Goal:
Retype all of the listing exactly, passing over any picture you find.

Record set:
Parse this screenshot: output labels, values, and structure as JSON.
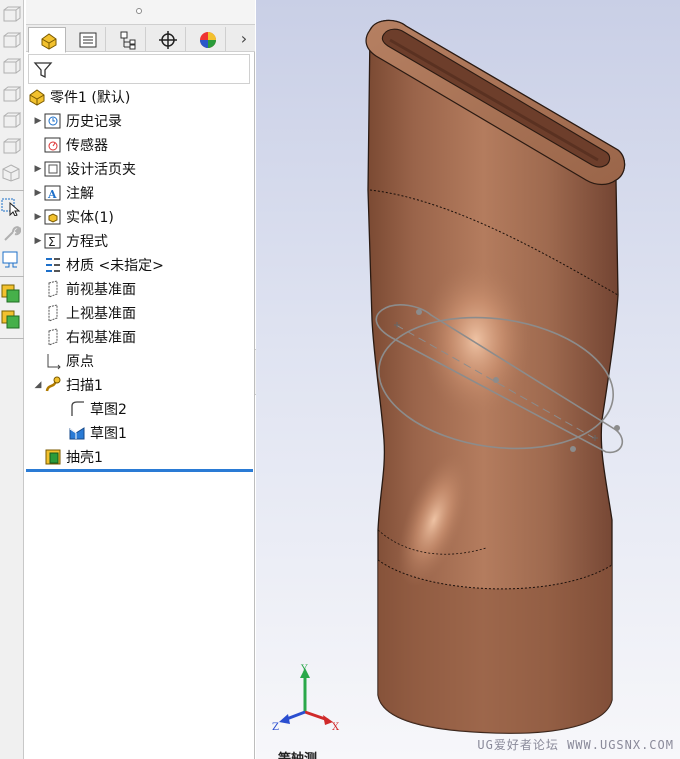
{
  "feature_tree": {
    "tabs": [
      "feature-manager",
      "property-manager",
      "configuration-manager",
      "dimxpert-manager",
      "display-manager"
    ],
    "root": {
      "label": "零件1 (默认)"
    },
    "items": [
      {
        "label": "历史记录",
        "icon": "history-icon",
        "expand": true
      },
      {
        "label": "传感器",
        "icon": "sensor-icon",
        "expand": false
      },
      {
        "label": "设计活页夹",
        "icon": "design-binder-icon",
        "expand": true
      },
      {
        "label": "注解",
        "icon": "annotations-icon",
        "expand": true
      },
      {
        "label": "实体(1)",
        "icon": "solid-bodies-icon",
        "expand": true
      },
      {
        "label": "方程式",
        "icon": "equations-icon",
        "expand": true
      },
      {
        "label": "材质 <未指定>",
        "icon": "material-icon",
        "expand": false
      },
      {
        "label": "前视基准面",
        "icon": "plane-icon",
        "expand": false
      },
      {
        "label": "上视基准面",
        "icon": "plane-icon",
        "expand": false
      },
      {
        "label": "右视基准面",
        "icon": "plane-icon",
        "expand": false
      },
      {
        "label": "原点",
        "icon": "origin-icon",
        "expand": false
      },
      {
        "label": "扫描1",
        "icon": "sweep-icon",
        "expand": "open"
      },
      {
        "label": "草图2",
        "icon": "sketch-icon",
        "expand": false
      },
      {
        "label": "草图1",
        "icon": "sketch-icon",
        "expand": false
      },
      {
        "label": "抽壳1",
        "icon": "shell-icon",
        "expand": false
      }
    ]
  },
  "viewport": {
    "watermark": "UG爱好者论坛 WWW.UGSNX.COM",
    "view_label": "等轴测",
    "triad": {
      "x": "X",
      "y": "Y",
      "z": "Z"
    }
  },
  "colors": {
    "accent_blue": "#2a7bd5",
    "model_copper": "#a0684c",
    "sketch_gray": "#8c8c8c"
  }
}
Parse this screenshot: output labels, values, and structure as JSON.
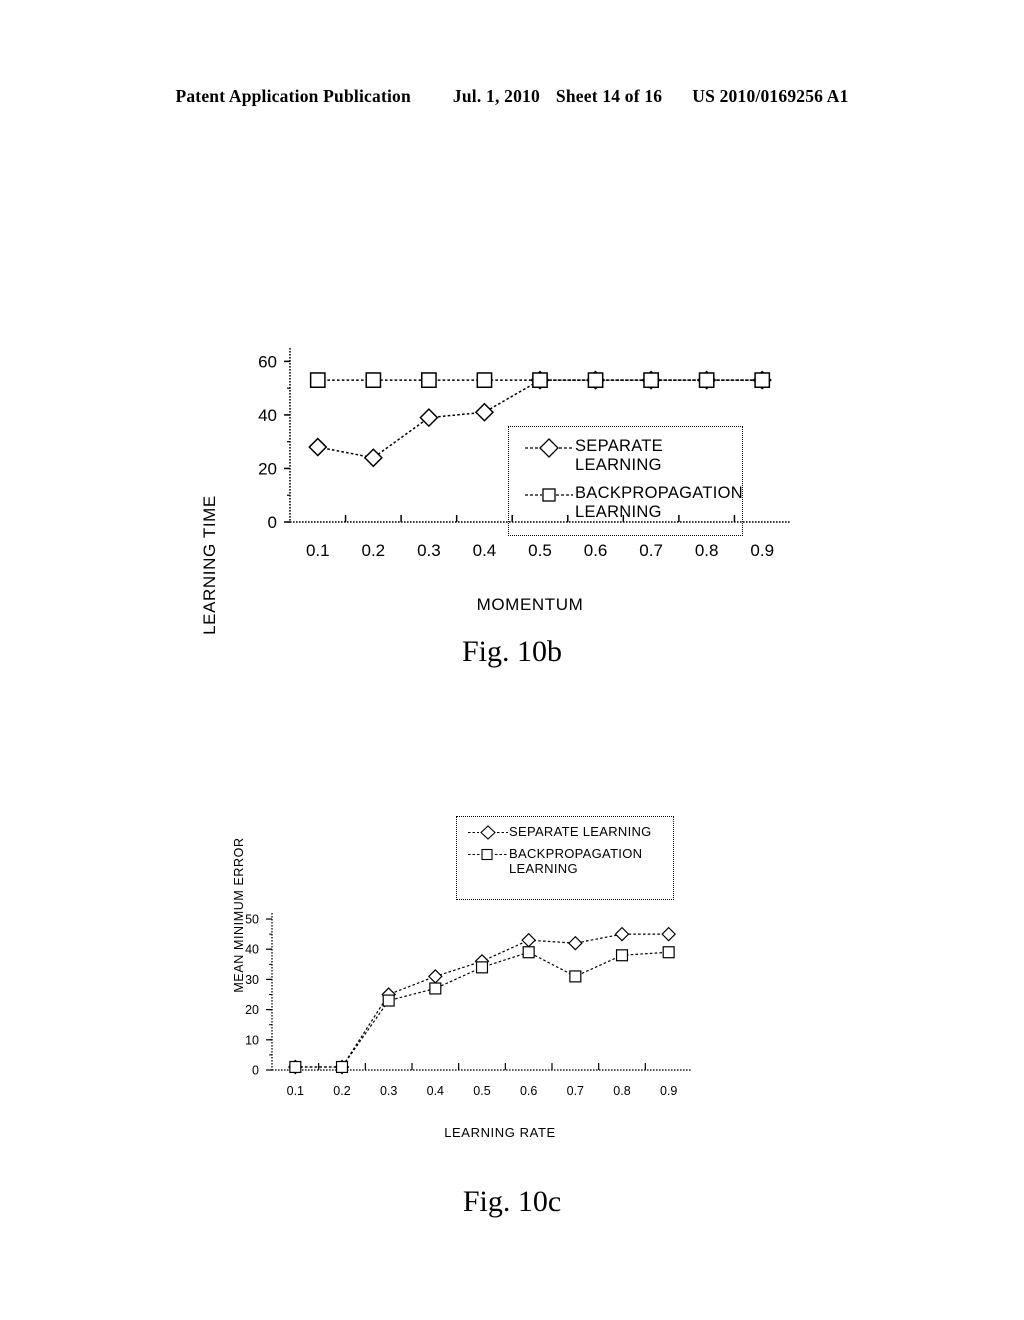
{
  "header": {
    "publication": "Patent Application Publication",
    "date": "Jul. 1, 2010",
    "sheet": "Sheet 14 of 16",
    "patent_number": "US 2010/0169256 A1"
  },
  "figures": [
    {
      "id": "10b",
      "caption": "Fig. 10b",
      "legend": {
        "items": [
          {
            "label": "SEPARATE LEARNING",
            "marker": "diamond"
          },
          {
            "label": "BACKPROPAGATION LEARNING",
            "marker": "square"
          }
        ]
      }
    },
    {
      "id": "10c",
      "caption": "Fig. 10c",
      "legend": {
        "items": [
          {
            "label": "SEPARATE LEARNING",
            "marker": "diamond"
          },
          {
            "label": "BACKPROPAGATION LEARNING",
            "marker": "square"
          }
        ]
      }
    }
  ],
  "chart_data": [
    {
      "type": "line",
      "figure": "10b",
      "title": "",
      "xlabel": "MOMENTUM",
      "ylabel": "LEARNING TIME",
      "categories": [
        "0.1",
        "0.2",
        "0.3",
        "0.4",
        "0.5",
        "0.6",
        "0.7",
        "0.8",
        "0.9"
      ],
      "xticklabels": [
        "0.1",
        "0.2",
        "0.3",
        "0.4",
        "0.5",
        "0.6",
        "0.7",
        "0.8",
        "0.9"
      ],
      "yticklabels": [
        "0",
        "20",
        "40",
        "60"
      ],
      "yticks": [
        0,
        20,
        40,
        60
      ],
      "ylim": [
        0,
        65
      ],
      "grid": false,
      "legend_position": "top-right",
      "series": [
        {
          "name": "SEPARATE LEARNING",
          "marker": "diamond",
          "linestyle": "dotted",
          "values": [
            28,
            24,
            39,
            41,
            53,
            53,
            53,
            53,
            53
          ]
        },
        {
          "name": "BACKPROPAGATION LEARNING",
          "marker": "square",
          "linestyle": "dotted",
          "values": [
            53,
            53,
            53,
            53,
            53,
            53,
            53,
            53,
            53
          ]
        }
      ]
    },
    {
      "type": "line",
      "figure": "10c",
      "title": "",
      "xlabel": "LEARNING RATE",
      "ylabel": "MEAN MINIMUM ERROR",
      "categories": [
        "0.1",
        "0.2",
        "0.3",
        "0.4",
        "0.5",
        "0.6",
        "0.7",
        "0.8",
        "0.9"
      ],
      "xticklabels": [
        "0.1",
        "0.2",
        "0.3",
        "0.4",
        "0.5",
        "0.6",
        "0.7",
        "0.8",
        "0.9"
      ],
      "yticklabels": [
        "0",
        "10",
        "20",
        "30",
        "40",
        "50"
      ],
      "yticks": [
        0,
        10,
        20,
        30,
        40,
        50
      ],
      "ylim": [
        0,
        52
      ],
      "grid": false,
      "legend_position": "top-center",
      "series": [
        {
          "name": "SEPARATE LEARNING",
          "marker": "diamond",
          "linestyle": "dotted",
          "values": [
            1,
            1,
            25,
            31,
            36,
            43,
            42,
            45,
            45
          ]
        },
        {
          "name": "BACKPROPAGATION LEARNING",
          "marker": "square",
          "linestyle": "dotted",
          "values": [
            1,
            1,
            23,
            27,
            34,
            39,
            31,
            38,
            39
          ]
        }
      ]
    }
  ]
}
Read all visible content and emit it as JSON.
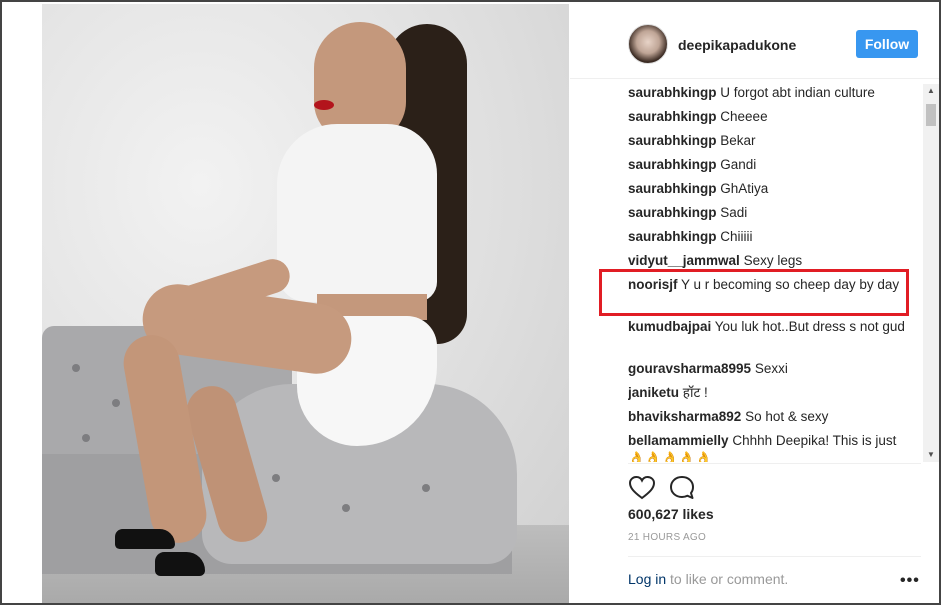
{
  "post": {
    "username": "deepikapadukone",
    "follow_label": "Follow",
    "likes": "600,627 likes",
    "time": "21 HOURS AGO",
    "login_link": "Log in",
    "login_suffix": " to like or comment.",
    "more": "•••"
  },
  "comments": [
    {
      "user": "saurabhkingp",
      "text": "U forgot abt indian culture"
    },
    {
      "user": "saurabhkingp",
      "text": "Cheeee"
    },
    {
      "user": "saurabhkingp",
      "text": "Bekar"
    },
    {
      "user": "saurabhkingp",
      "text": "Gandi"
    },
    {
      "user": "saurabhkingp",
      "text": "GhAtiya"
    },
    {
      "user": "saurabhkingp",
      "text": "Sadi"
    },
    {
      "user": "saurabhkingp",
      "text": "Chiiiii"
    },
    {
      "user": "vidyut__jammwal",
      "text": "Sexy legs"
    },
    {
      "user": "noorisjf",
      "text": "Y u r becoming so cheep day by day"
    },
    {
      "user": "kumudbajpai",
      "text": "You luk hot..But dress s not gud"
    },
    {
      "user": "gouravsharma8995",
      "text": "Sexxi"
    },
    {
      "user": "janiketu",
      "text": "हॉट !"
    },
    {
      "user": "bhaviksharma892",
      "text": "So hot & sexy"
    },
    {
      "user": "bellamammielly",
      "text": "Chhhh Deepika! This is just 👌👌👌👌👌"
    }
  ],
  "icons": {
    "like": "heart-icon",
    "comment": "comment-icon",
    "more": "more-icon"
  },
  "colors": {
    "follow_button": "#3897f0",
    "highlight_box": "#e11d24",
    "login_link": "#003569"
  }
}
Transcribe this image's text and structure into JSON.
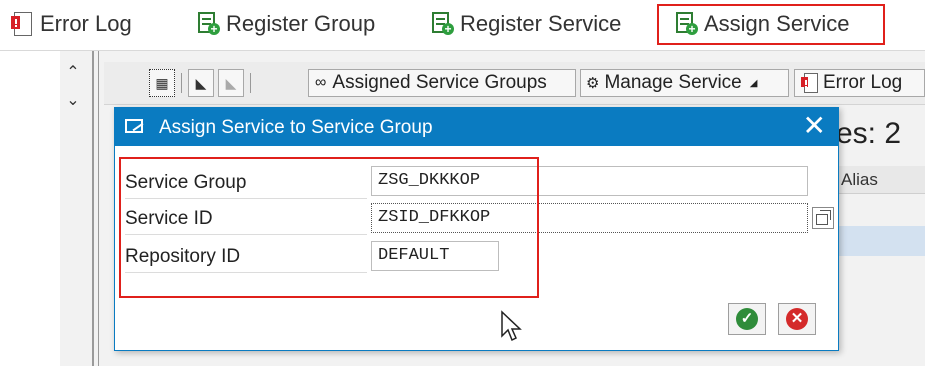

Response for this exercise:
Parse this screenshot: output labels, values, and structure as JSON.
{
  "feature_tree": {
    "tabs": [
      "feature-manager",
      "property-manager",
      "configuration-manager",
      "dimxpert-manager",
      "display-manager"
    ],
    "root": {
      "label": "零件1 (默认)"
    },
    "items": [
      {
        "label": "历史记录",
        "icon": "history-icon",
        "expand": true
      },
      {
        "label": "传感器",
        "icon": "sensor-icon",
        "expand": false
      },
      {
        "label": "设计活页夹",
        "icon": "design-binder-icon",
        "expand": true
      },
      {
        "label": "注解",
        "icon": "annotations-icon",
        "expand": true
      },
      {
        "label": "实体(1)",
        "icon": "solid-bodies-icon",
        "expand": true
      },
      {
        "label": "方程式",
        "icon": "equations-icon",
        "expand": true
      },
      {
        "label": "材质 <未指定>",
        "icon": "material-icon",
        "expand": false
      },
      {
        "label": "前视基准面",
        "icon": "plane-icon",
        "expand": false
      },
      {
        "label": "上视基准面",
        "icon": "plane-icon",
        "expand": false
      },
      {
        "label": "右视基准面",
        "icon": "plane-icon",
        "expand": false
      },
      {
        "label": "原点",
        "icon": "origin-icon",
        "expand": false
      },
      {
        "label": "扫描1",
        "icon": "sweep-icon",
        "expand": "open"
      },
      {
        "label": "草图2",
        "icon": "sketch-icon",
        "expand": false
      },
      {
        "label": "草图1",
        "icon": "sketch-icon",
        "expand": false
      },
      {
        "label": "抽壳1",
        "icon": "shell-icon",
        "expand": false
      }
    ]
  },
  "viewport": {
    "watermark": "UG爱好者论坛 WWW.UGSNX.COM",
    "view_label": "等轴测",
    "triad": {
      "x": "X",
      "y": "Y",
      "z": "Z"
    }
  },
  "colors": {
    "accent_blue": "#2a7bd5",
    "model_copper": "#a0684c",
    "sketch_gray": "#8c8c8c"
  }
}
Parse this screenshot: output labels, values, and structure as JSON.
{
  "header": {
    "publication": "Patent Application Publication",
    "date": "Jul. 1, 2010",
    "sheet": "Sheet 14 of 16",
    "patent_number": "US 2010/0169256 A1"
  },
  "figures": [
    {
      "id": "10b",
      "caption": "Fig. 10b",
      "legend": {
        "items": [
          {
            "label": "SEPARATE LEARNING",
            "marker": "diamond"
          },
          {
            "label": "BACKPROPAGATION LEARNING",
            "marker": "square"
          }
        ]
      }
    },
    {
      "id": "10c",
      "caption": "Fig. 10c",
      "legend": {
        "items": [
          {
            "label": "SEPARATE LEARNING",
            "marker": "diamond"
          },
          {
            "label": "BACKPROPAGATION LEARNING",
            "marker": "square"
          }
        ]
      }
    }
  ],
  "chart_data": [
    {
      "type": "line",
      "figure": "10b",
      "title": "",
      "xlabel": "MOMENTUM",
      "ylabel": "LEARNING TIME",
      "categories": [
        "0.1",
        "0.2",
        "0.3",
        "0.4",
        "0.5",
        "0.6",
        "0.7",
        "0.8",
        "0.9"
      ],
      "xticklabels": [
        "0.1",
        "0.2",
        "0.3",
        "0.4",
        "0.5",
        "0.6",
        "0.7",
        "0.8",
        "0.9"
      ],
      "yticklabels": [
        "0",
        "20",
        "40",
        "60"
      ],
      "yticks": [
        0,
        20,
        40,
        60
      ],
      "ylim": [
        0,
        65
      ],
      "grid": false,
      "legend_position": "top-right",
      "series": [
        {
          "name": "SEPARATE LEARNING",
          "marker": "diamond",
          "linestyle": "dotted",
          "values": [
            28,
            24,
            39,
            41,
            53,
            53,
            53,
            53,
            53
          ]
        },
        {
          "name": "BACKPROPAGATION LEARNING",
          "marker": "square",
          "linestyle": "dotted",
          "values": [
            53,
            53,
            53,
            53,
            53,
            53,
            53,
            53,
            53
          ]
        }
      ]
    },
    {
      "type": "line",
      "figure": "10c",
      "title": "",
      "xlabel": "LEARNING RATE",
      "ylabel": "MEAN MINIMUM ERROR",
      "categories": [
        "0.1",
        "0.2",
        "0.3",
        "0.4",
        "0.5",
        "0.6",
        "0.7",
        "0.8",
        "0.9"
      ],
      "xticklabels": [
        "0.1",
        "0.2",
        "0.3",
        "0.4",
        "0.5",
        "0.6",
        "0.7",
        "0.8",
        "0.9"
      ],
      "yticklabels": [
        "0",
        "10",
        "20",
        "30",
        "40",
        "50"
      ],
      "yticks": [
        0,
        10,
        20,
        30,
        40,
        50
      ],
      "ylim": [
        0,
        52
      ],
      "grid": false,
      "legend_position": "top-center",
      "series": [
        {
          "name": "SEPARATE LEARNING",
          "marker": "diamond",
          "linestyle": "dotted",
          "values": [
            1,
            1,
            25,
            31,
            36,
            43,
            42,
            45,
            45
          ]
        },
        {
          "name": "BACKPROPAGATION LEARNING",
          "marker": "square",
          "linestyle": "dotted",
          "values": [
            1,
            1,
            23,
            27,
            34,
            39,
            31,
            38,
            39
          ]
        }
      ]
    }
  ]
}
Read all visible content and emit it as JSON.
{
  "post": {
    "username": "deepikapadukone",
    "follow_label": "Follow",
    "likes": "600,627 likes",
    "time": "21 HOURS AGO",
    "login_link": "Log in",
    "login_suffix": " to like or comment.",
    "more": "•••"
  },
  "comments": [
    {
      "user": "saurabhkingp",
      "text": "U forgot abt indian culture"
    },
    {
      "user": "saurabhkingp",
      "text": "Cheeee"
    },
    {
      "user": "saurabhkingp",
      "text": "Bekar"
    },
    {
      "user": "saurabhkingp",
      "text": "Gandi"
    },
    {
      "user": "saurabhkingp",
      "text": "GhAtiya"
    },
    {
      "user": "saurabhkingp",
      "text": "Sadi"
    },
    {
      "user": "saurabhkingp",
      "text": "Chiiiii"
    },
    {
      "user": "vidyut__jammwal",
      "text": "Sexy legs"
    },
    {
      "user": "noorisjf",
      "text": "Y u r becoming so cheep day by day"
    },
    {
      "user": "kumudbajpai",
      "text": "You luk hot..But dress s not gud"
    },
    {
      "user": "gouravsharma8995",
      "text": "Sexxi"
    },
    {
      "user": "janiketu",
      "text": "हॉट !"
    },
    {
      "user": "bhaviksharma892",
      "text": "So hot & sexy"
    },
    {
      "user": "bellamammielly",
      "text": "Chhhh Deepika! This is just 👌👌👌👌👌"
    }
  ],
  "icons": {
    "like": "heart-icon",
    "comment": "comment-icon",
    "more": "more-icon"
  },
  "colors": {
    "follow_button": "#3897f0",
    "highlight_box": "#e11d24",
    "login_link": "#003569"
  }
}
Transcribe this image's text and structure into JSON.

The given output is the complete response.